Work to complete
Copy, from the entries below, each line where the word "왼쪽으로" can be found.

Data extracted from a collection

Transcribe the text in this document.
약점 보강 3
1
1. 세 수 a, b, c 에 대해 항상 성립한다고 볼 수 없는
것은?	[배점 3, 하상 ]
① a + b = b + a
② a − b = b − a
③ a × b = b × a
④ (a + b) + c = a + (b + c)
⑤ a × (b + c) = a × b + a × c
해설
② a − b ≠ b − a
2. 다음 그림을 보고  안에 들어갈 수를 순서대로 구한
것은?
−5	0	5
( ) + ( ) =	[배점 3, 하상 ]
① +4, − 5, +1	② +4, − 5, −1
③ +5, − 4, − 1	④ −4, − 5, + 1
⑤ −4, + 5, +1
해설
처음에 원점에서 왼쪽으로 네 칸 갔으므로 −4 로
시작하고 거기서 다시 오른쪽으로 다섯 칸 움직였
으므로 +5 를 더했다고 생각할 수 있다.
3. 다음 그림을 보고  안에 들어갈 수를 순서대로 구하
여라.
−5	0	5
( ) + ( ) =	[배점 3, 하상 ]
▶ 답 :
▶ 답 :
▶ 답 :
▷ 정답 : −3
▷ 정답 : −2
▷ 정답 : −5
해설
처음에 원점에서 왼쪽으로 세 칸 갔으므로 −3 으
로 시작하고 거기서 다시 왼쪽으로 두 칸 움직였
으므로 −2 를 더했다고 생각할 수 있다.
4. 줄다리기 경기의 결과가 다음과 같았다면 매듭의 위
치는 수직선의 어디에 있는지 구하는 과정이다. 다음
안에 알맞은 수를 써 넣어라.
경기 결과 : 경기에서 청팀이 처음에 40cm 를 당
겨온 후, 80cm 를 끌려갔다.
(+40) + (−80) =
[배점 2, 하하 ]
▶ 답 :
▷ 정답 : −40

Solution to the problem
처음에 원점에서 왼쪽으로 네 칸 갔으므로 −4 로
처음에 원점에서 왼쪽으로 세 칸 갔으므로 −3 으
로 시작하고 거기서 다시 왼쪽으로 두 칸 움직였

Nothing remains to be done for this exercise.